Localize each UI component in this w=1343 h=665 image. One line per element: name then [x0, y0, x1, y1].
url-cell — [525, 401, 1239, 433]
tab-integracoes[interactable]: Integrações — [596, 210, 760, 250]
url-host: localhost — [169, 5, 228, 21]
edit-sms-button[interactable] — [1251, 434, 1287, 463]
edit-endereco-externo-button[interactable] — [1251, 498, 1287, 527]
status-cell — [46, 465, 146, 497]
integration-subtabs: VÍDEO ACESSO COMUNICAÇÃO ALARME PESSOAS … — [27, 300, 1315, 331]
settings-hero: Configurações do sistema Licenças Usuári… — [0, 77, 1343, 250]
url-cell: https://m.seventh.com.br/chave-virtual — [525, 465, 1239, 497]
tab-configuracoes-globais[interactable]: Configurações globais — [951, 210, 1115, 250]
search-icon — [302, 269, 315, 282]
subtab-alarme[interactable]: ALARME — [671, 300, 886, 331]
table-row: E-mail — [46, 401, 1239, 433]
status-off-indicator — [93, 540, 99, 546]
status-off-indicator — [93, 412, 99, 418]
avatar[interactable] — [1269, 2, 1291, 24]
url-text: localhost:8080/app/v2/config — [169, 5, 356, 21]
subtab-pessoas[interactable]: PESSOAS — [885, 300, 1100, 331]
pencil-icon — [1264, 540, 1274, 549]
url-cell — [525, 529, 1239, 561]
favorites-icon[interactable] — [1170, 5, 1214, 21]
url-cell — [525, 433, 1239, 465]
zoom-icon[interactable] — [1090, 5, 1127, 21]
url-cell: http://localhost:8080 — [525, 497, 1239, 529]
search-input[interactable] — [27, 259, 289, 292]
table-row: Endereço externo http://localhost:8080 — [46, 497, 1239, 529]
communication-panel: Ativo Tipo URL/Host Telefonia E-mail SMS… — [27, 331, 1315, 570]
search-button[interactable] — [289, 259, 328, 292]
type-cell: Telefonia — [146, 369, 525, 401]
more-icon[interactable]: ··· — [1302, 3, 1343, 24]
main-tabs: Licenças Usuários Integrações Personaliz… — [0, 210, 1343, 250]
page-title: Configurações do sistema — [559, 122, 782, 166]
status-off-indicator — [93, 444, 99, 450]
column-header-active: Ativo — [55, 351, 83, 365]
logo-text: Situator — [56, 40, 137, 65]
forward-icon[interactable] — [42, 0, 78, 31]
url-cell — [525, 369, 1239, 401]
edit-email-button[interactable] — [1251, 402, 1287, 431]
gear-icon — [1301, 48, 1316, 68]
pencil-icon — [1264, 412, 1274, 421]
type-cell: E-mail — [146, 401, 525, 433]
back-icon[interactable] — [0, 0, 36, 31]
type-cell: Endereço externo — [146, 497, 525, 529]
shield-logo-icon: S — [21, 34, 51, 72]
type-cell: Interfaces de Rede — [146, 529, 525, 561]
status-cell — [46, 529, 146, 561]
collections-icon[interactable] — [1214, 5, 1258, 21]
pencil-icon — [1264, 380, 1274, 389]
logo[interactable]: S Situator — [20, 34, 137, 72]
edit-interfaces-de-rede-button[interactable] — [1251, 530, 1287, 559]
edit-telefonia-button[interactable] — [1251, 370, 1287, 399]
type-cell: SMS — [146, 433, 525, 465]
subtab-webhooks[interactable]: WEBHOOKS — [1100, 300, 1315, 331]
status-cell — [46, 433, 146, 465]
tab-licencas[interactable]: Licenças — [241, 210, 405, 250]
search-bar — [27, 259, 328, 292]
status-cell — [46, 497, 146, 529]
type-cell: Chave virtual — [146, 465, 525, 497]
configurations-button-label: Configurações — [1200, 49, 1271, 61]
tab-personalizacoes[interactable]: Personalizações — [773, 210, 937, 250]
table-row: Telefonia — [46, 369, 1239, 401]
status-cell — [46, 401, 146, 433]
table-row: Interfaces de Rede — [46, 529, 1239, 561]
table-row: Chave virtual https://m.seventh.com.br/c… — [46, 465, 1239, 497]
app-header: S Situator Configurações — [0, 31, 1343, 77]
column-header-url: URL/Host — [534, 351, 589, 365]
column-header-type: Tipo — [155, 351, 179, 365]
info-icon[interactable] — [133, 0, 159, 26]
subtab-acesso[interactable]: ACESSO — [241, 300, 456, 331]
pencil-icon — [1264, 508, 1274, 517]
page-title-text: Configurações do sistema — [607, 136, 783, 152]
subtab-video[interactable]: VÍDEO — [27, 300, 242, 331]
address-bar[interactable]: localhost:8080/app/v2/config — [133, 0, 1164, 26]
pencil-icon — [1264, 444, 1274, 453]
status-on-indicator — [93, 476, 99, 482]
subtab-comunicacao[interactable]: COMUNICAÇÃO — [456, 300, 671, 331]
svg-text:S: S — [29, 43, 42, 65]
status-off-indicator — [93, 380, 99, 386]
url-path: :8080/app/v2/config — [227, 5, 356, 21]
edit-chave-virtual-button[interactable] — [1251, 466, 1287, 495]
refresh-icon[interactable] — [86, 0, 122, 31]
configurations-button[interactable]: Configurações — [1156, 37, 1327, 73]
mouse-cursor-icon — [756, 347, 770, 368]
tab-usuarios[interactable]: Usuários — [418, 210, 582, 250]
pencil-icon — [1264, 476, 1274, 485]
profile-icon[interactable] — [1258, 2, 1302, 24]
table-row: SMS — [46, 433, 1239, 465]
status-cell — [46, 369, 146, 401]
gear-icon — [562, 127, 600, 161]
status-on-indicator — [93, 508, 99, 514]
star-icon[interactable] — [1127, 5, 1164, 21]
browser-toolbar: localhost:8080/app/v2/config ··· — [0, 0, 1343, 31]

********************

PROBLEM STATEMENT :: Could you update these records so that every "status-off-indicator" reads "status-inactive-indicator" instead, with nothing else changed?

RESPONSE FOR THIS EXERCISE ::
Localize each UI component in this w=1343 h=665 image. One line per element: name then [x0, y0, x1, y1].
url-cell — [525, 401, 1239, 433]
tab-integracoes[interactable]: Integrações — [596, 210, 760, 250]
url-host: localhost — [169, 5, 228, 21]
edit-sms-button[interactable] — [1251, 434, 1287, 463]
edit-endereco-externo-button[interactable] — [1251, 498, 1287, 527]
status-cell — [46, 465, 146, 497]
integration-subtabs: VÍDEO ACESSO COMUNICAÇÃO ALARME PESSOAS … — [27, 300, 1315, 331]
settings-hero: Configurações do sistema Licenças Usuári… — [0, 77, 1343, 250]
url-cell: https://m.seventh.com.br/chave-virtual — [525, 465, 1239, 497]
tab-configuracoes-globais[interactable]: Configurações globais — [951, 210, 1115, 250]
search-icon — [302, 269, 315, 282]
subtab-alarme[interactable]: ALARME — [671, 300, 886, 331]
table-row: E-mail — [46, 401, 1239, 433]
status-inactive-indicator — [93, 540, 99, 546]
status-inactive-indicator — [93, 412, 99, 418]
avatar[interactable] — [1269, 2, 1291, 24]
url-text: localhost:8080/app/v2/config — [169, 5, 356, 21]
subtab-pessoas[interactable]: PESSOAS — [885, 300, 1100, 331]
pencil-icon — [1264, 540, 1274, 549]
url-cell — [525, 529, 1239, 561]
favorites-icon[interactable] — [1170, 5, 1214, 21]
url-cell — [525, 433, 1239, 465]
zoom-icon[interactable] — [1090, 5, 1127, 21]
url-cell: http://localhost:8080 — [525, 497, 1239, 529]
search-input[interactable] — [27, 259, 289, 292]
table-row: Endereço externo http://localhost:8080 — [46, 497, 1239, 529]
communication-panel: Ativo Tipo URL/Host Telefonia E-mail SMS… — [27, 331, 1315, 570]
search-button[interactable] — [289, 259, 328, 292]
type-cell: Telefonia — [146, 369, 525, 401]
more-icon[interactable]: ··· — [1302, 3, 1343, 24]
main-tabs: Licenças Usuários Integrações Personaliz… — [0, 210, 1343, 250]
page-title: Configurações do sistema — [559, 122, 782, 166]
status-inactive-indicator — [93, 444, 99, 450]
column-header-active: Ativo — [55, 351, 83, 365]
logo-text: Situator — [56, 40, 137, 65]
forward-icon[interactable] — [42, 0, 78, 31]
url-cell — [525, 369, 1239, 401]
edit-email-button[interactable] — [1251, 402, 1287, 431]
gear-icon — [1301, 48, 1316, 68]
pencil-icon — [1264, 412, 1274, 421]
type-cell: E-mail — [146, 401, 525, 433]
back-icon[interactable] — [0, 0, 36, 31]
type-cell: Endereço externo — [146, 497, 525, 529]
shield-logo-icon: S — [21, 34, 51, 72]
type-cell: Interfaces de Rede — [146, 529, 525, 561]
status-cell — [46, 529, 146, 561]
collections-icon[interactable] — [1214, 5, 1258, 21]
pencil-icon — [1264, 380, 1274, 389]
logo[interactable]: S Situator — [20, 34, 137, 72]
edit-interfaces-de-rede-button[interactable] — [1251, 530, 1287, 559]
edit-telefonia-button[interactable] — [1251, 370, 1287, 399]
type-cell: SMS — [146, 433, 525, 465]
subtab-webhooks[interactable]: WEBHOOKS — [1100, 300, 1315, 331]
status-cell — [46, 433, 146, 465]
tab-licencas[interactable]: Licenças — [241, 210, 405, 250]
search-bar — [27, 259, 328, 292]
status-cell — [46, 497, 146, 529]
type-cell: Chave virtual — [146, 465, 525, 497]
configurations-button-label: Configurações — [1200, 49, 1271, 61]
tab-personalizacoes[interactable]: Personalizações — [773, 210, 937, 250]
table-row: Telefonia — [46, 369, 1239, 401]
status-cell — [46, 401, 146, 433]
table-row: Interfaces de Rede — [46, 529, 1239, 561]
table-row: Chave virtual https://m.seventh.com.br/c… — [46, 465, 1239, 497]
app-header: S Situator Configurações — [0, 31, 1343, 77]
column-header-url: URL/Host — [534, 351, 589, 365]
column-header-type: Tipo — [155, 351, 179, 365]
info-icon[interactable] — [133, 0, 159, 26]
subtab-acesso[interactable]: ACESSO — [241, 300, 456, 331]
pencil-icon — [1264, 508, 1274, 517]
page-title-text: Configurações do sistema — [607, 136, 783, 152]
subtab-video[interactable]: VÍDEO — [27, 300, 242, 331]
address-bar[interactable]: localhost:8080/app/v2/config — [133, 0, 1164, 26]
pencil-icon — [1264, 444, 1274, 453]
status-on-indicator — [93, 476, 99, 482]
subtab-comunicacao[interactable]: COMUNICAÇÃO — [456, 300, 671, 331]
svg-text:S: S — [29, 43, 42, 65]
status-inactive-indicator — [93, 380, 99, 386]
url-path: :8080/app/v2/config — [227, 5, 356, 21]
edit-chave-virtual-button[interactable] — [1251, 466, 1287, 495]
refresh-icon[interactable] — [86, 0, 122, 31]
configurations-button[interactable]: Configurações — [1156, 37, 1327, 73]
mouse-cursor-icon — [756, 347, 770, 368]
tab-usuarios[interactable]: Usuários — [418, 210, 582, 250]
pencil-icon — [1264, 476, 1274, 485]
profile-icon[interactable] — [1258, 2, 1302, 24]
table-row: SMS — [46, 433, 1239, 465]
status-cell — [46, 369, 146, 401]
gear-icon — [562, 127, 600, 161]
status-on-indicator — [93, 508, 99, 514]
star-icon[interactable] — [1127, 5, 1164, 21]
browser-toolbar: localhost:8080/app/v2/config ··· — [0, 0, 1343, 31]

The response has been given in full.